Work to complete: Output every line of the material exactly, omitting images.

Available records:
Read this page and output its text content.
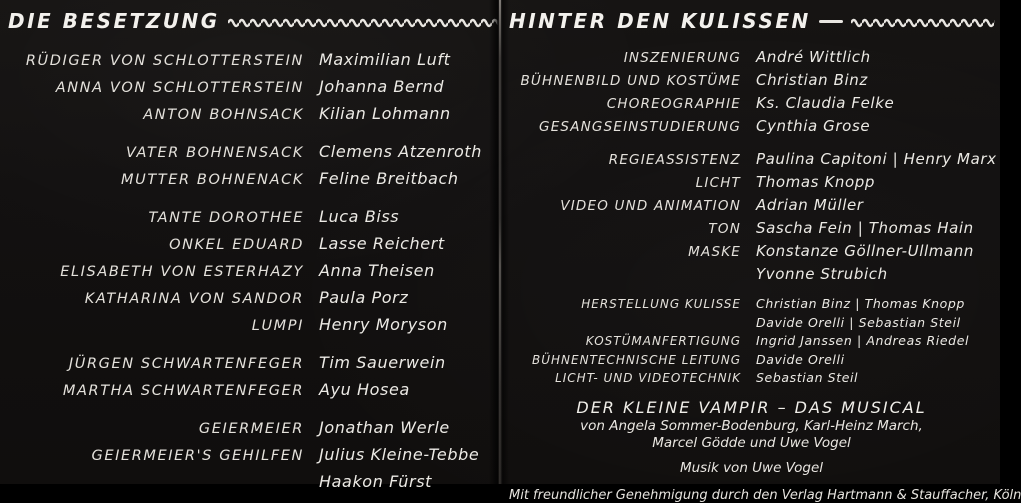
DIE BESETZUNG
RÜDIGER VON SCHLOTTERSTEIN Maximilian Luft
ANNA VON SCHLOTTERSTEIN Johanna Bernd
ANTON BOHNSACK Kilian Lohmann
VATER BOHNENSACK Clemens Atzenroth
MUTTER BOHNENACK Feline Breitbach
TANTE DOROTHEE Luca Biss
ONKEL EDUARD Lasse Reichert
ELISABETH VON ESTERHAZY Anna Theisen
KATHARINA VON SANDOR Paula Porz
LUMPI Henry Moryson
JÜRGEN SCHWARTENFEGER Tim Sauerwein
MARTHA SCHWARTENFEGER Ayu Hosea
GEIERMEIER Jonathan Werle
GEIERMEIER'S GEHILFEN Julius Kleine-Tebbe
Haakon Fürst
HINTER DEN KULISSEN
INSZENIERUNG André Wittlich
BÜHNENBILD UND KOSTÜME Christian Binz
CHOREOGRAPHIE Ks. Claudia Felke
GESANGSEINSTUDIERUNG Cynthia Grose
REGIEASSISTENZ Paulina Capitoni | Henry Marx
LICHT Thomas Knopp
VIDEO UND ANIMATION Adrian Müller
TON Sascha Fein | Thomas Hain
MASKE Konstanze Göllner-Ullmann
Yvonne Strubich
HERSTELLUNG KULISSE Christian Binz | Thomas Knopp
Davide Orelli | Sebastian Steil
KOSTÜMANFERTIGUNG Ingrid Janssen | Andreas Riedel
BÜHNENTECHNISCHE LEITUNG Davide Orelli
LICHT- UND VIDEOTECHNIK Sebastian Steil
DER KLEINE VAMPIR – DAS MUSICAL
von Angela Sommer-Bodenburg, Karl-Heinz March,
Marcel Gödde und Uwe Vogel
Musik von Uwe Vogel
Mit freundlicher Genehmigung durch den Verlag Hartmann & Stauffacher, Köln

Output for this exercise:
Read this page and output its text content.
DIE BESETZUNG
RÜDIGER VON SCHLOTTERSTEIN Maximilian Luft
ANNA VON SCHLOTTERSTEIN Johanna Bernd
ANTON BOHNSACK Kilian Lohmann
VATER BOHNENSACK Clemens Atzenroth
MUTTER BOHNENACK Feline Breitbach
TANTE DOROTHEE Luca Biss
ONKEL EDUARD Lasse Reichert
ELISABETH VON ESTERHAZY Anna Theisen
KATHARINA VON SANDOR Paula Porz
LUMPI Henry Moryson
JÜRGEN SCHWARTENFEGER Tim Sauerwein
MARTHA SCHWARTENFEGER Ayu Hosea
GEIERMEIER Jonathan Werle
GEIERMEIER'S GEHILFEN Julius Kleine-Tebbe
Haakon Fürst
HINTER DEN KULISSEN
INSZENIERUNG André Wittlich
BÜHNENBILD UND KOSTÜME Christian Binz
CHOREOGRAPHIE Ks. Claudia Felke
GESANGSEINSTUDIERUNG Cynthia Grose
REGIEASSISTENZ Paulina Capitoni | Henry Marx
LICHT Thomas Knopp
VIDEO UND ANIMATION Adrian Müller
TON Sascha Fein | Thomas Hain
MASKE Konstanze Göllner-Ullmann
Yvonne Strubich
HERSTELLUNG KULISSE Christian Binz | Thomas Knopp
Davide Orelli | Sebastian Steil
KOSTÜMANFERTIGUNG Ingrid Janssen | Andreas Riedel
BÜHNENTECHNISCHE LEITUNG Davide Orelli
LICHT- UND VIDEOTECHNIK Sebastian Steil
DER KLEINE VAMPIR – DAS MUSICAL
von Angela Sommer-Bodenburg, Karl-Heinz March,
Marcel Gödde und Uwe Vogel
Musik von Uwe Vogel
Mit freundlicher Genehmigung durch den Verlag Hartmann & Stauffacher, Köln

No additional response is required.